> **Short exercise**
Gather up every line from the entries below that uses the word "this".

Records contained in a dataset:
— Begin —

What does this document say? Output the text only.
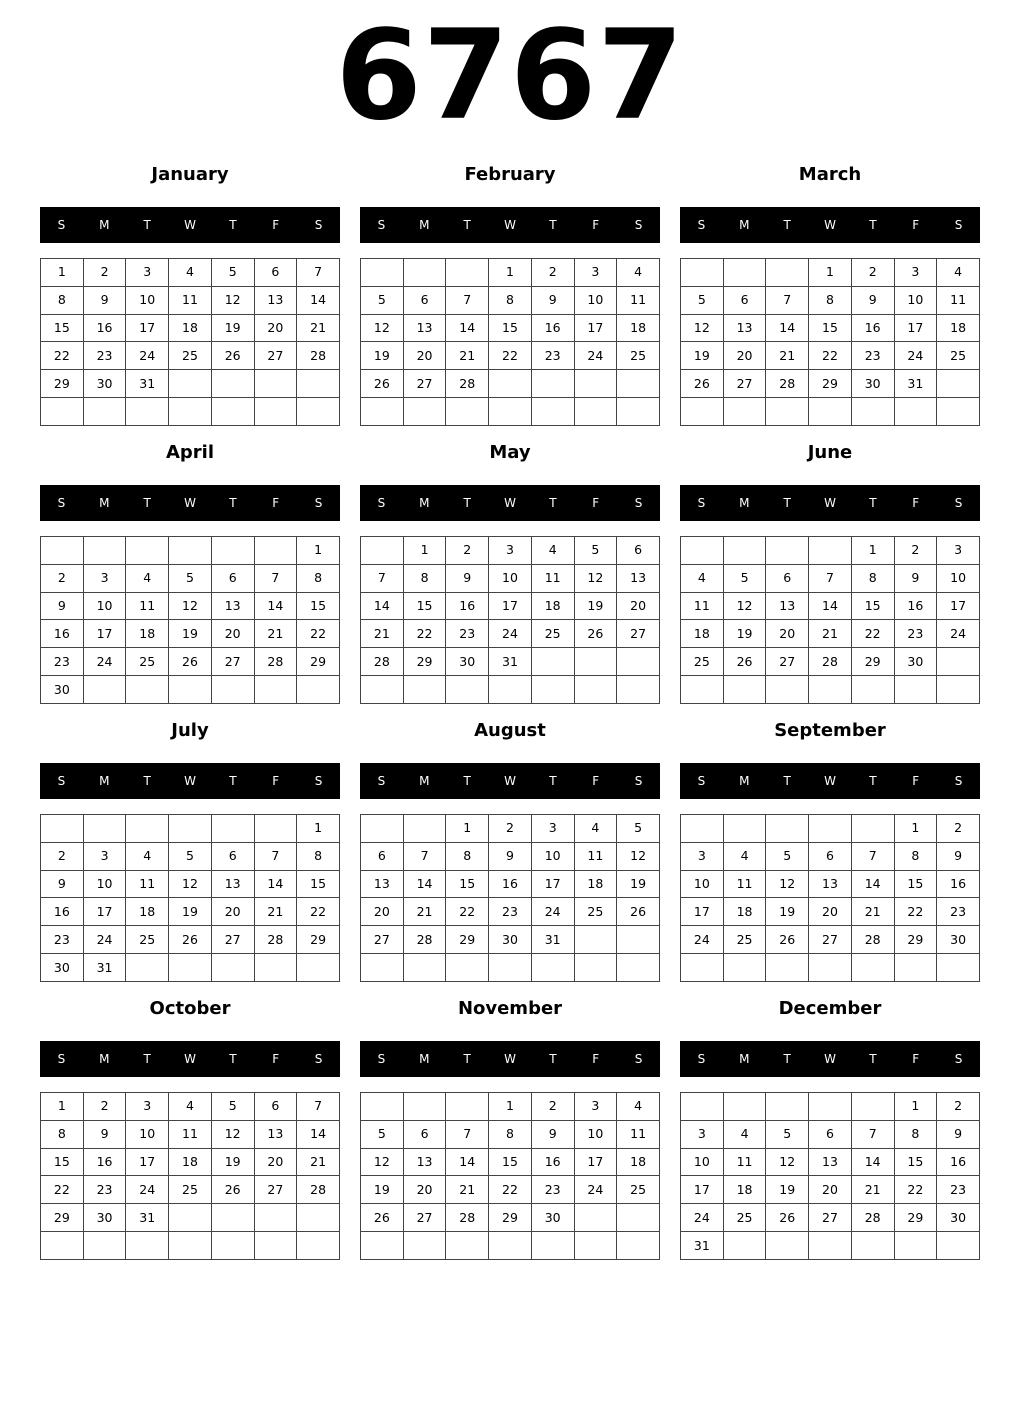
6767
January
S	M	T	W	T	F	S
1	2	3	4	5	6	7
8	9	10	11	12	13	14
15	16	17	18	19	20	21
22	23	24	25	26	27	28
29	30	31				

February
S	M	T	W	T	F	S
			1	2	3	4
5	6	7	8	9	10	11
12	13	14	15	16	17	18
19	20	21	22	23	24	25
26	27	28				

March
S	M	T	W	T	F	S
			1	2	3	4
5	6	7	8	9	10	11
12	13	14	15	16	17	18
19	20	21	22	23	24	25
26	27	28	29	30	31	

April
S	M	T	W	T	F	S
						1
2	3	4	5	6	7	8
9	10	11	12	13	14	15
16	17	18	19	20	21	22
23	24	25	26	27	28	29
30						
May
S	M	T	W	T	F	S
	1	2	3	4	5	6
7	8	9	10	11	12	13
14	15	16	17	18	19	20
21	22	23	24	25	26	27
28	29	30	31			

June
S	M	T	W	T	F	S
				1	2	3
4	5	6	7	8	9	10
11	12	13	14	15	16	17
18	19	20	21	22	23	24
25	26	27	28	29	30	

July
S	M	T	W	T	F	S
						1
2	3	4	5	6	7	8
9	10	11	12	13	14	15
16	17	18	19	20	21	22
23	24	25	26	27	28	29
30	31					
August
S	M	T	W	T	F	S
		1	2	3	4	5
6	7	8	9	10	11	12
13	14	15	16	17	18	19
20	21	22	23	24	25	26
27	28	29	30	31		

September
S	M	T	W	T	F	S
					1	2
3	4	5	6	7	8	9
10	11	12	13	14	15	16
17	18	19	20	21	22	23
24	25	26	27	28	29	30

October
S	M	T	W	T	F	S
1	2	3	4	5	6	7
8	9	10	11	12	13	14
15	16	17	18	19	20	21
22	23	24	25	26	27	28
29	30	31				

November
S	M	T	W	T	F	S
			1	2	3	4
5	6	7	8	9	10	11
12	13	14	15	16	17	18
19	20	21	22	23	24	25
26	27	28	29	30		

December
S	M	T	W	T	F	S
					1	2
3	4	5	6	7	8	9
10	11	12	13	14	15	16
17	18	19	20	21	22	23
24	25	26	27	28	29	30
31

— End —
— Begin —

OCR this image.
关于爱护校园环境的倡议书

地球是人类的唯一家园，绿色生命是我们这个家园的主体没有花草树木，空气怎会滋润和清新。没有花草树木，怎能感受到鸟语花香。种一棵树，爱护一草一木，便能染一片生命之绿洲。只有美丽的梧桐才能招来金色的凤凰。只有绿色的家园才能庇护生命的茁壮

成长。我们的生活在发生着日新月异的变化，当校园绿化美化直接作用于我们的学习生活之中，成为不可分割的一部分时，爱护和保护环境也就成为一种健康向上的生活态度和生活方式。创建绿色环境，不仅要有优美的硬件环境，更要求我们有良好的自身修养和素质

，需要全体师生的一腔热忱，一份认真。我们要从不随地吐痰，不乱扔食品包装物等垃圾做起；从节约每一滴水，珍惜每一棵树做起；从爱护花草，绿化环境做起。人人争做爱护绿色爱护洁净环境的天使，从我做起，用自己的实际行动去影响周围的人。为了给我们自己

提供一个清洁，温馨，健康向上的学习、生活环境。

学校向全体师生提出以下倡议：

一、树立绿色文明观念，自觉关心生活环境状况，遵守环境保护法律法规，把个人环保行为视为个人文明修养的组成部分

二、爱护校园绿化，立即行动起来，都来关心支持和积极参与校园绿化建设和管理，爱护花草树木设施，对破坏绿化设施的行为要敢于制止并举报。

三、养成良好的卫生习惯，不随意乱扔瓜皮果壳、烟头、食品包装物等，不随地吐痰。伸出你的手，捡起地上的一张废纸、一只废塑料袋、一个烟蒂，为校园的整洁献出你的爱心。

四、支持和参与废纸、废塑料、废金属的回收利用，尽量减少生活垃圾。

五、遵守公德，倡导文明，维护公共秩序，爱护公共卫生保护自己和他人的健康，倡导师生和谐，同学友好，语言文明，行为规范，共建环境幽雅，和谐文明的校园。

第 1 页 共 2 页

— End —

> **Answer below**
What does this document say? Output the text only.
OCR this image.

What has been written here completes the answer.